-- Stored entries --
● ● ● ● ●

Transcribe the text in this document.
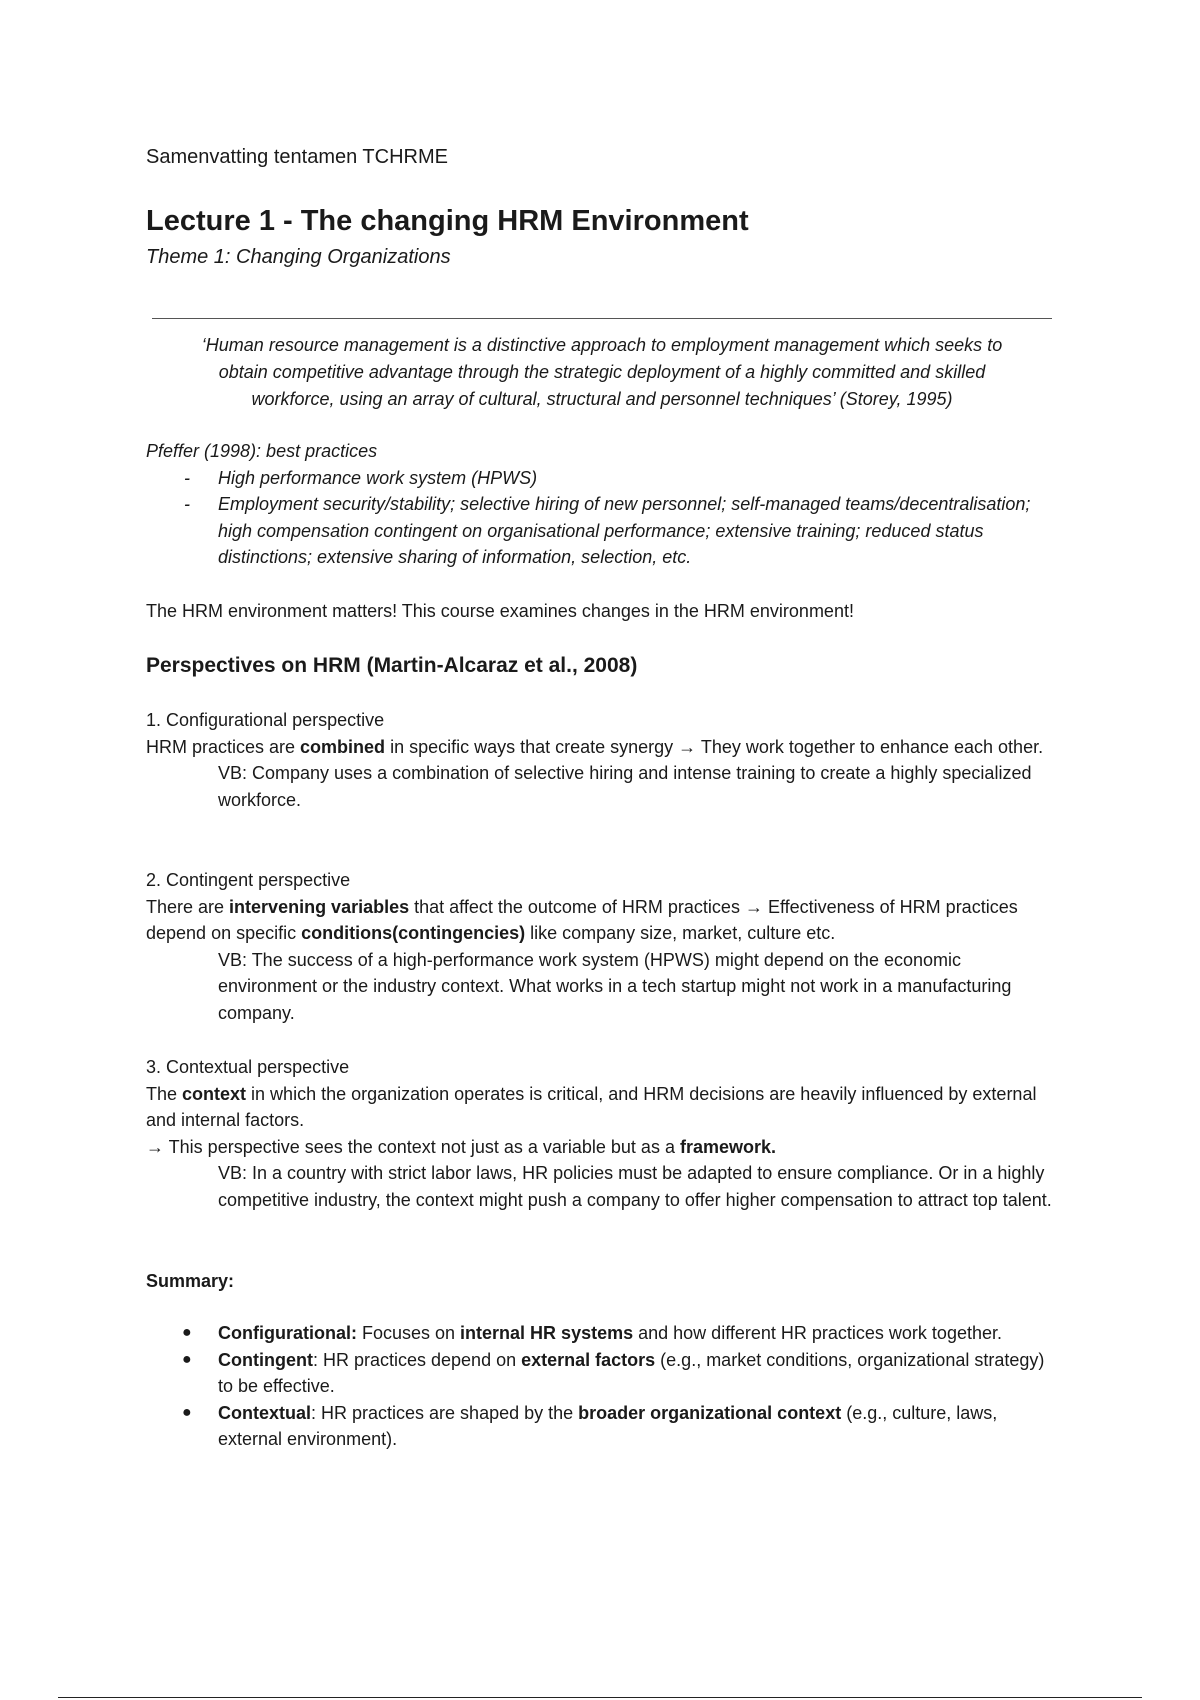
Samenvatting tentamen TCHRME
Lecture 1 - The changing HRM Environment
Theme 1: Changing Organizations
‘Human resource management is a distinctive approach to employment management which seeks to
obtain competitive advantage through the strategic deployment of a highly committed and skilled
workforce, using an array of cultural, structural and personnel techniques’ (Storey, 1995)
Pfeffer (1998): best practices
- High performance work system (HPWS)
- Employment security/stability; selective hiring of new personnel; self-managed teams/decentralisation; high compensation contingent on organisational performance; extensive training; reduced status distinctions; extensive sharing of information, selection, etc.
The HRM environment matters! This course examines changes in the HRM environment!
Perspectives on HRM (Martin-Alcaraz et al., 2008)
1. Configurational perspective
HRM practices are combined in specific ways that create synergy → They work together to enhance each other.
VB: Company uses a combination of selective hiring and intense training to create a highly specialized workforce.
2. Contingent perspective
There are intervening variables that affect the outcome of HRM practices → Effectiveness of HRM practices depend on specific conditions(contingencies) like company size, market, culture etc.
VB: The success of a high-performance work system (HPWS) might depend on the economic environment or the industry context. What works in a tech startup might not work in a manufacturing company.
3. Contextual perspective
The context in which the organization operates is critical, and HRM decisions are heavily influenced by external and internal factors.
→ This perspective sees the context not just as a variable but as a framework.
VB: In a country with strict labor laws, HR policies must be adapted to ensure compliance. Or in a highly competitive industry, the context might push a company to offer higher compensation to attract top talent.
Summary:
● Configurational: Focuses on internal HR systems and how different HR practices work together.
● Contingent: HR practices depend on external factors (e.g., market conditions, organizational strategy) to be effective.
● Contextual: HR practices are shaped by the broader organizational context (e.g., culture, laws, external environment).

● ● ● ● ●

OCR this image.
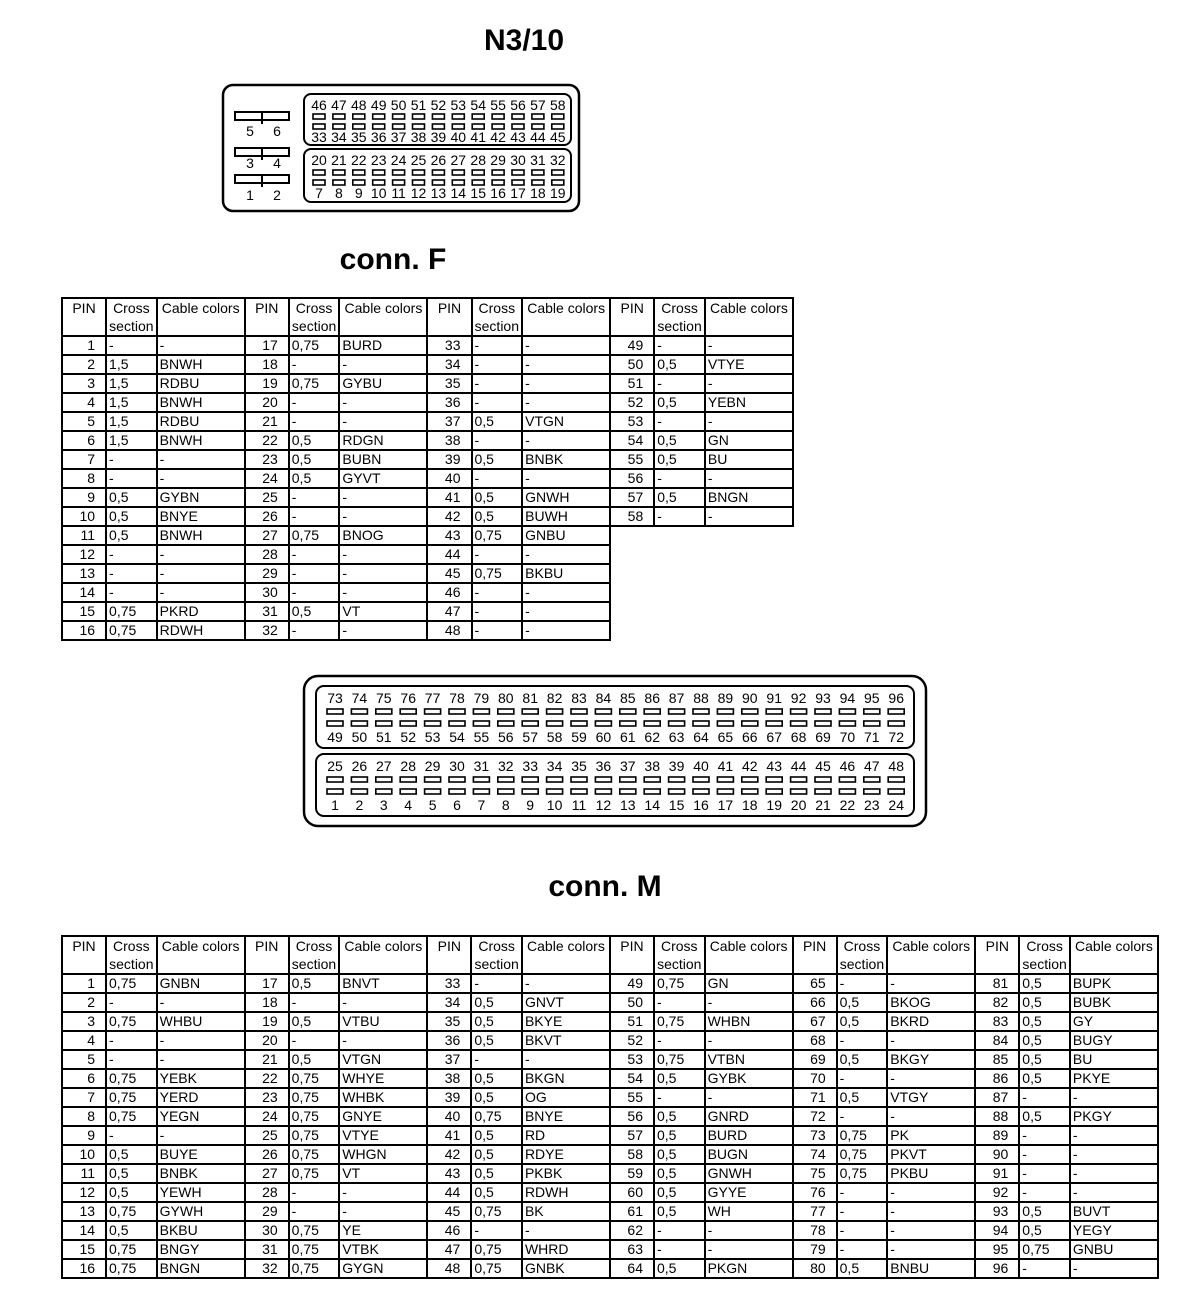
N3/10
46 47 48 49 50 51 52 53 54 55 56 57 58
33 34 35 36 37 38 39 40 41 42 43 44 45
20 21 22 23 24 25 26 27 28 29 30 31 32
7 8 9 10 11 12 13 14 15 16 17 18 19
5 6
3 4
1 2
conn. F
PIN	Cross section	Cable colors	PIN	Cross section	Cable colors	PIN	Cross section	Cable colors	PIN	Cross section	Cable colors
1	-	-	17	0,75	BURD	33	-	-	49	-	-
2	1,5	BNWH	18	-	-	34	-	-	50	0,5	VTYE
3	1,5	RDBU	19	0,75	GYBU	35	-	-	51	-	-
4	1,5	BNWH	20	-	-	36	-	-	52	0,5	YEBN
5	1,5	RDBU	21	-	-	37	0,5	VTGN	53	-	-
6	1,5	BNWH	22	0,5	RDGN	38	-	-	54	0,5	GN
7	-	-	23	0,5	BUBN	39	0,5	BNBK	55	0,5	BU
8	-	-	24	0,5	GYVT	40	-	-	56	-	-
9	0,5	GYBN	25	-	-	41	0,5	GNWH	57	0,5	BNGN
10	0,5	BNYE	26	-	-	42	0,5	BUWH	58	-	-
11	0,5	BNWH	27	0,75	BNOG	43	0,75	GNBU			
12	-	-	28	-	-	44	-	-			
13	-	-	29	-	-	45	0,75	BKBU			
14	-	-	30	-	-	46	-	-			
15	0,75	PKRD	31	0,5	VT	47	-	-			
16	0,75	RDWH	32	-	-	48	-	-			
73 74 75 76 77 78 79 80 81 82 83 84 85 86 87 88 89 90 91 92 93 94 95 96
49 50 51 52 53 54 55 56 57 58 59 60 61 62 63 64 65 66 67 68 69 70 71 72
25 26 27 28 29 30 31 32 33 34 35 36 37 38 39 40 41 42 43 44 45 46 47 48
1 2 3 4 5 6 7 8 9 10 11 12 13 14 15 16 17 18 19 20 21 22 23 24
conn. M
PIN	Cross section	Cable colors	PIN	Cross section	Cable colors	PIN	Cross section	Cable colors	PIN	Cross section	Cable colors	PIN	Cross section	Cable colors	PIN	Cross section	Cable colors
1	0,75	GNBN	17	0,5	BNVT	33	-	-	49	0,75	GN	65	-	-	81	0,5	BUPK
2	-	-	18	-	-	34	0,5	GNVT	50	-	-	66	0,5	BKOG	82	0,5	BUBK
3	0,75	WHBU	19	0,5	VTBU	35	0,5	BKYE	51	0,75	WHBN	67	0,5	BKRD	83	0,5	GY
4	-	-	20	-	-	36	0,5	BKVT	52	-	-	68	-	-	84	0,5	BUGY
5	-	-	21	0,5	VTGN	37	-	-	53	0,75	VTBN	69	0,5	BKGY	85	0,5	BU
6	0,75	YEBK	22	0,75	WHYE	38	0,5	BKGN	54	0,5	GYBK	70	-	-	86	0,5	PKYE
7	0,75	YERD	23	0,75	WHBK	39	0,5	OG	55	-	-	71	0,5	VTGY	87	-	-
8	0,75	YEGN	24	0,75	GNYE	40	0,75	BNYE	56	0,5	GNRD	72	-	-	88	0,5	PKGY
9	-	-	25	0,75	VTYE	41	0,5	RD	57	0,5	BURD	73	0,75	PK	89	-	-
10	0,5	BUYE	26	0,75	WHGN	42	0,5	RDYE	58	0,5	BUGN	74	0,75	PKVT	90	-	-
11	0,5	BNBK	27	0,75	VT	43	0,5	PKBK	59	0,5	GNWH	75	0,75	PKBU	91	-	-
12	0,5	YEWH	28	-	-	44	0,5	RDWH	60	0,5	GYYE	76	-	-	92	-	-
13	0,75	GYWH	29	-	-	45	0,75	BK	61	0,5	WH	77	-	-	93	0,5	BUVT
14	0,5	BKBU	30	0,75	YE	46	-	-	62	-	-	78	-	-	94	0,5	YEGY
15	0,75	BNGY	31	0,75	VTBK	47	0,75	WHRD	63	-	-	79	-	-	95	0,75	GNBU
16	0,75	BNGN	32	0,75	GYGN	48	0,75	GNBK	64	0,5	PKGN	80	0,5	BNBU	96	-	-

● ● ● ● ●

-- DIRECTION --
Pull every line containing "depend" out of the data above.

-- EXPECTED ANSWER --
There are intervening variables that affect the outcome of HRM practices → Effectiveness of HRM practices depend on specific conditions(contingencies) like company size, market, culture etc.
VB: The success of a high-performance work system (HPWS) might depend on the economic environment or the industry context. What works in a tech startup might not work in a manufacturing company.
● Contingent: HR practices depend on external factors (e.g., market conditions, organizational strategy) to be effective.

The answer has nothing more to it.